◆ The task:
Could you repeat the records below exactly, leaving out any pictures?

◆ The input:
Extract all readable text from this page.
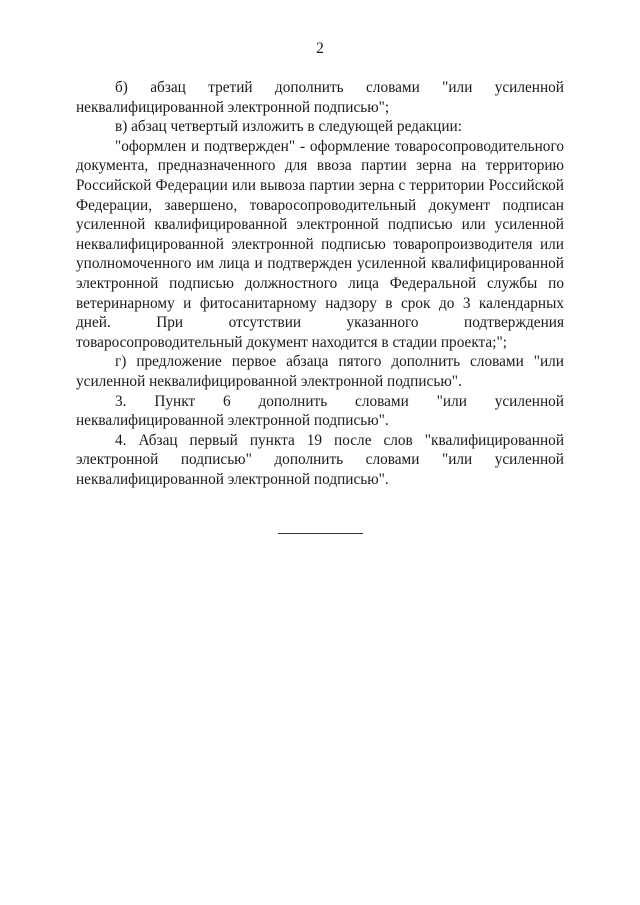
2

б) абзац третий дополнить словами "или усиленной неквалифицированной электронной подписью";

в) абзац четвертый изложить в следующей редакции:

"оформлен и подтвержден" - оформление товаросопроводительного документа, предназначенного для ввоза партии зерна на территорию Российской Федерации или вывоза партии зерна с территории Российской Федерации, завершено, товаросопроводительный документ подписан усиленной квалифицированной электронной подписью или усиленной неквалифицированной электронной подписью товаропроизводителя или уполномоченного им лица и подтвержден усиленной квалифицированной электронной подписью должностного лица Федеральной службы по ветеринарному и фитосанитарному надзору в срок до 3 календарных дней. При отсутствии указанного подтверждения товаросопроводительный документ находится в стадии проекта;";

г) предложение первое абзаца пятого дополнить словами "или усиленной неквалифицированной электронной подписью".

3. Пункт 6 дополнить словами "или усиленной неквалифицированной электронной подписью".

4. Абзац первый пункта 19 после слов "квалифицированной электронной подписью" дополнить словами "или усиленной неквалифицированной электронной подписью".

◆ Full solution:
Extract all readable text from this page.
2

б) абзац третий дополнить словами "или усиленной неквалифицированной электронной подписью";

в) абзац четвертый изложить в следующей редакции:

"оформлен и подтвержден" - оформление товаросопроводительного документа, предназначенного для ввоза партии зерна на территорию Российской Федерации или вывоза партии зерна с территории Российской Федерации, завершено, товаросопроводительный документ подписан усиленной квалифицированной электронной подписью или усиленной неквалифицированной электронной подписью товаропроизводителя или уполномоченного им лица и подтвержден усиленной квалифицированной электронной подписью должностного лица Федеральной службы по ветеринарному и фитосанитарному надзору в срок до 3 календарных дней. При отсутствии указанного подтверждения товаросопроводительный документ находится в стадии проекта;";

г) предложение первое абзаца пятого дополнить словами "или усиленной неквалифицированной электронной подписью".

3. Пункт 6 дополнить словами "или усиленной неквалифицированной электронной подписью".

4. Абзац первый пункта 19 после слов "квалифицированной электронной подписью" дополнить словами "или усиленной неквалифицированной электронной подписью".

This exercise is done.